Pull every line holding the string "JSON" from the records below.

::: Provided entries

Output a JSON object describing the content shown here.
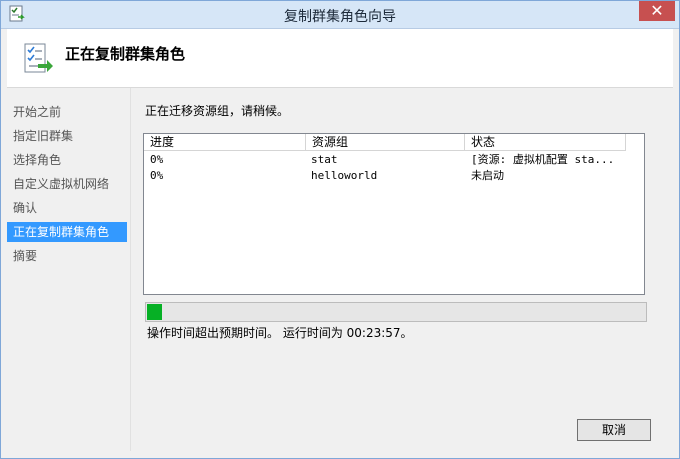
{
  "window": {
    "title": "复制群集角色向导",
    "close_label": "✕"
  },
  "header": {
    "title": "正在复制群集角色"
  },
  "sidebar": {
    "items": [
      {
        "label": "开始之前"
      },
      {
        "label": "指定旧群集"
      },
      {
        "label": "选择角色"
      },
      {
        "label": "自定义虚拟机网络"
      },
      {
        "label": "确认"
      },
      {
        "label": "正在复制群集角色",
        "active": true
      },
      {
        "label": "摘要"
      }
    ]
  },
  "main": {
    "status_message": "正在迁移资源组，请稍候。",
    "table": {
      "columns": [
        "进度",
        "资源组",
        "状态"
      ],
      "rows": [
        [
          "0%",
          "stat",
          "[资源: 虚拟机配置 sta..."
        ],
        [
          "0%",
          "helloworld",
          "未启动"
        ]
      ]
    },
    "progress_value": 0.03,
    "time_message": "操作时间超出预期时间。  运行时间为 00:23:57。"
  },
  "footer": {
    "cancel_label": "取消"
  },
  "colors": {
    "accent": "#3399ff",
    "progress": "#06b025"
  },
  "icons": {
    "title": "wizard-icon",
    "header": "checklist-arrow-icon"
  }
}
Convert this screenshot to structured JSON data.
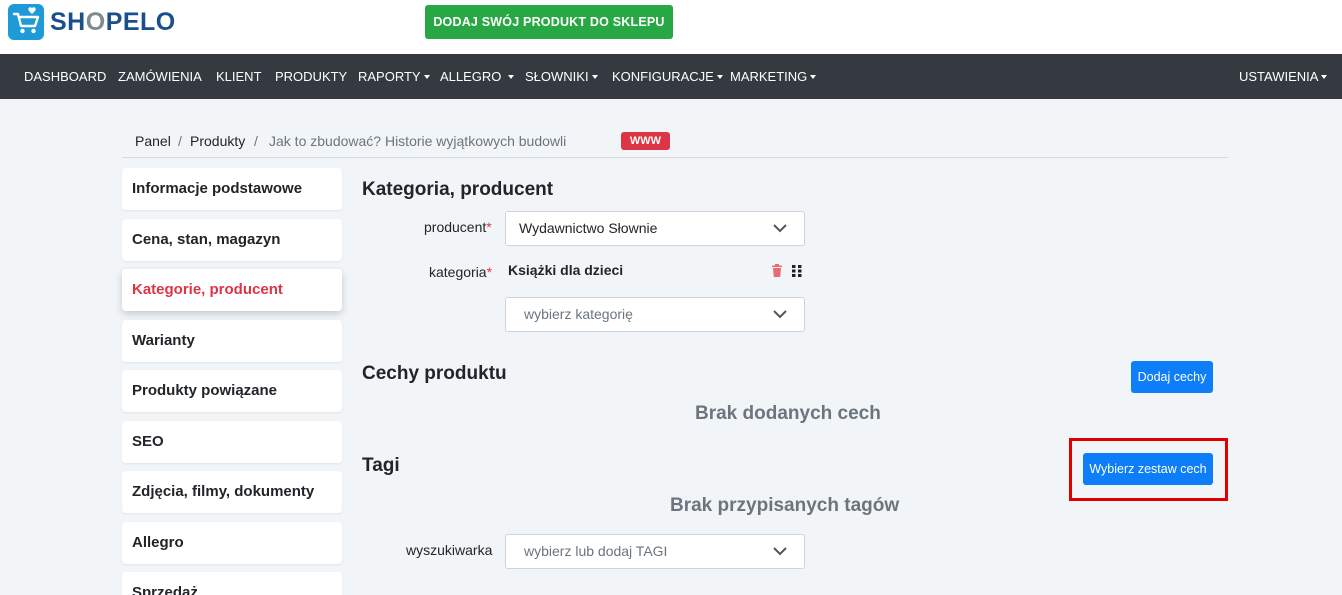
{
  "brand": {
    "name_part1": "SH",
    "name_o": "O",
    "name_part2": "PELO"
  },
  "header": {
    "add_product_label": "DODAJ SWÓJ PRODUKT DO SKLEPU"
  },
  "nav": {
    "dashboard": "DASHBOARD",
    "zamowienia": "ZAMÓWIENIA",
    "klient": "KLIENT",
    "produkty": "PRODUKTY",
    "raporty": "RAPORTY",
    "allegro": "ALLEGRO",
    "slowniki": "SŁOWNIKI",
    "konfiguracje": "KONFIGURACJE",
    "marketing": "MARKETING",
    "ustawienia": "USTAWIENIA"
  },
  "breadcrumb": {
    "panel": "Panel",
    "produkty": "Produkty",
    "current": "Jak to zbudować? Historie wyjątkowych budowli",
    "separator": "/",
    "badge": "WWW"
  },
  "sidebar": {
    "items": [
      {
        "label": "Informacje podstawowe"
      },
      {
        "label": "Cena, stan, magazyn"
      },
      {
        "label": "Kategorie, producent"
      },
      {
        "label": "Warianty"
      },
      {
        "label": "Produkty powiązane"
      },
      {
        "label": "SEO"
      },
      {
        "label": "Zdjęcia, filmy, dokumenty"
      },
      {
        "label": "Allegro"
      },
      {
        "label": "Sprzedaż"
      }
    ],
    "active_index": 2
  },
  "kategoria_section": {
    "title": "Kategoria, producent",
    "producent_label": "producent",
    "producent_value": "Wydawnictwo Słownie",
    "kategoria_label": "kategoria",
    "kategoria_value": "Książki dla dzieci",
    "kategoria_placeholder": "wybierz kategorię",
    "required_mark": "*"
  },
  "cechy_section": {
    "title": "Cechy produktu",
    "add_button": "Dodaj cechy",
    "empty_text": "Brak dodanych cech"
  },
  "tagi_section": {
    "title": "Tagi",
    "set_button": "Wybierz zestaw cech",
    "empty_text": "Brak przypisanych tagów",
    "search_label": "wyszukiwarka",
    "search_placeholder": "wybierz lub dodaj TAGI"
  },
  "colors": {
    "navbar": "#343a40",
    "success": "#28a745",
    "primary": "#0d7ef7",
    "danger": "#dc3545",
    "highlight": "#e00000"
  },
  "icons": [
    "cart-logo-icon",
    "chevron-down-icon",
    "trash-icon",
    "drag-grip-icon",
    "caret-down-icon"
  ]
}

::::::

Exercise solution:
Output a JSON object describing the content shown here.
Convert this screenshot to structured JSON data.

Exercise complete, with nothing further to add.